● PROBLEM TO SOLVE: Select the lines of the records containing the word "desc" and list them.

● Records from a data collection:

▬▬▬▬▬▬▬▬▬▬

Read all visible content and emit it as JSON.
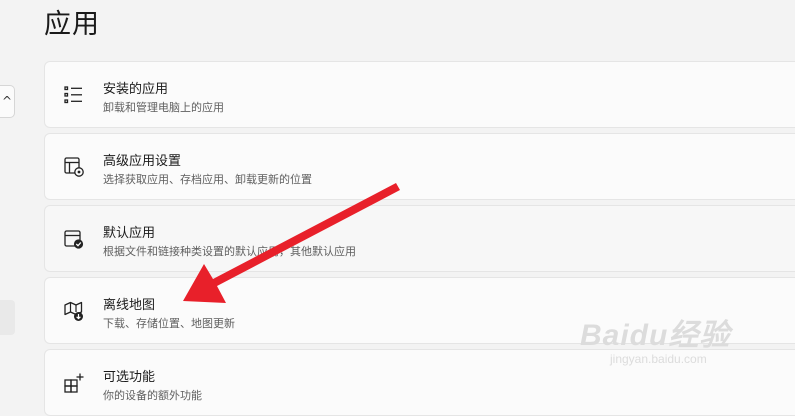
{
  "page": {
    "title": "应用"
  },
  "nav_stub": {
    "chevron": "^"
  },
  "items": [
    {
      "title": "安装的应用",
      "desc": "卸载和管理电脑上的应用",
      "icon": "list-icon"
    },
    {
      "title": "高级应用设置",
      "desc": "选择获取应用、存档应用、卸载更新的位置",
      "icon": "app-settings-icon"
    },
    {
      "title": "默认应用",
      "desc": "根据文件和链接种类设置的默认应用，其他默认应用",
      "icon": "default-apps-icon"
    },
    {
      "title": "离线地图",
      "desc": "下载、存储位置、地图更新",
      "icon": "map-download-icon"
    },
    {
      "title": "可选功能",
      "desc": "你的设备的额外功能",
      "icon": "optional-features-icon"
    }
  ],
  "annotation": {
    "arrow_color": "#e8202a"
  },
  "watermark": {
    "main": "Baidu经验",
    "sub": "jingyan.baidu.com"
  }
}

▬▬▬▬▬▬▬▬▬▬

● TASK SOLUTION:
      "desc": "卸载和管理电脑上的应用",
      "desc": "选择获取应用、存档应用、卸载更新的位置",
      "desc": "根据文件和链接种类设置的默认应用，其他默认应用",
      "desc": "下载、存储位置、地图更新",
      "desc": "你的设备的额外功能",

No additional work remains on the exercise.